**INSTRUCTIONS FOR THE TASK:** According to the passage on public and private limited companies below, why is the restriction on selling or transferring shares an advantage of a private limited company? Answer in one to three sentences.

**SELECTED EXCERPT:**
######

What is a Public Limited Company?

A public limited company is a   business organization that operates as a separate legal entity from its owners. It is operated by shareholders.

Shares of a public limited company are listed on the stock exchange and its shares are traded in the market publicly. Shareholders of a public limited company are limited to potentially losing only the amount they have invested in shares (face value).

Advantages of Public Limited Company:

Some advantages of a public limited company are given below;

  • Led by Board of Directors.
  • Limited Liability.
  • Number of Members.
  • Transferable shares.
  • Life Span.
  • Financial Privacy.
  • Large Capital.
  • Led by Board of Directors.
  • Public limited.

Examples of Public Limited Companies:

  • Aisha Steel.
  • Al-Ghazi Tractors.
  • Allied Bank Limited.
  • Amreli Steels.
  • Arif Habib Corporation.
  • Askari Bank.
  • At-Tahur.
  • Atlas Honda.

What is a Private Limited Company?

A private limited company is a small business, in which owners have liability to their shares. In this type of business, the number of shareholders is limited to 50, and shareholders can not trade their shares publicly.

Advantages of Private Limited Company:

Some advantages of holding a private limited company is :

1) Limited Liability

Limited Liability is that the financial liability of shareholders is limited to only their shares. Therefore, in case a private limited company faces a financial crisis, they would not risk losing their personal assets.

2) Restricted Trade of Shares

There is a restriction on the sale or transfer of shares. It is an advantage to some shareholders because shareholders who want to sell shares cannot sell them to outside buyers without consent. Shareholders must agree to the transfer of shares; therefore, the risk of competitors’ takeovers is low.

3) Continued existence

Continued existence is another advantage of a private limited company. If the owner dies or leaves the business it will still exist. Private limited companies are incorporated, which becomes an independent legal entity, meaning it is able to sue or own assets separate from the company owner.

4) Tax Breaks

Private limited companies also have tax advantages. For example, corporate taxes are lower than other types of businesses.

Examples of Private Limited Company:

  • COCA-COLA PAKISTAN LIMITED.
  • PAKISTAN PTA LIMITED .
  • GUL AHMED ENERGY LIMITED.

######

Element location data
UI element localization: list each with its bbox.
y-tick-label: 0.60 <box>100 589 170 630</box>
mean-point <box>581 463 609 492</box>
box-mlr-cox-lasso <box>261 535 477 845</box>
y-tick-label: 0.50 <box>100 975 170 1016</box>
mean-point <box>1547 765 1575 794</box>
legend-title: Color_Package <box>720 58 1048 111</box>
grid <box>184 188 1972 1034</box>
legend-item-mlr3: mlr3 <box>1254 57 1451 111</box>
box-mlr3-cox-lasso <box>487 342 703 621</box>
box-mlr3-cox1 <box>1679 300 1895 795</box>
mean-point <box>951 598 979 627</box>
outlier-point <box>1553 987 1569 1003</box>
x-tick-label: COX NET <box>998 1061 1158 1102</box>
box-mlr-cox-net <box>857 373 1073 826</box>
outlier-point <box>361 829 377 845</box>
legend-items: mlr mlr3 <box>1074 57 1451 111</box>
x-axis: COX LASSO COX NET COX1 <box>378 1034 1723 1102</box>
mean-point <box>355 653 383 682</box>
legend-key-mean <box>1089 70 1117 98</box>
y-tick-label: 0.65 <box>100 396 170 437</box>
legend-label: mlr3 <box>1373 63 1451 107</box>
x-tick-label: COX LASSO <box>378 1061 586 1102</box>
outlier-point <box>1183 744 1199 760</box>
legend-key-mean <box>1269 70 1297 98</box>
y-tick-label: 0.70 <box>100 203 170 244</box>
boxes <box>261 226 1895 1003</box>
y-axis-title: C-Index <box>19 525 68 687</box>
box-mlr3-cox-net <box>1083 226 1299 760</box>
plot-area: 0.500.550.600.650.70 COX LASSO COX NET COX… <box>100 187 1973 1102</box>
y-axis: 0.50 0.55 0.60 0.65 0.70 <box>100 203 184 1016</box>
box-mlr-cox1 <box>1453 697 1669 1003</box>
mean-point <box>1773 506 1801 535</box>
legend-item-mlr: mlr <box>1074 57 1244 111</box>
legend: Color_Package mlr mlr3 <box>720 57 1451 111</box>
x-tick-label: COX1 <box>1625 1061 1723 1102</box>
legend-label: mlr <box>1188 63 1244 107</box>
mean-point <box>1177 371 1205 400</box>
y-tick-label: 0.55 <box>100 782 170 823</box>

######

**OUTPUT OF THE TASK:** Shareholders who want to sell cannot sell their shares to outside buyers without consent, because the other shareholders must agree to any transfer. As a result, the risk of a takeover by competitors is low.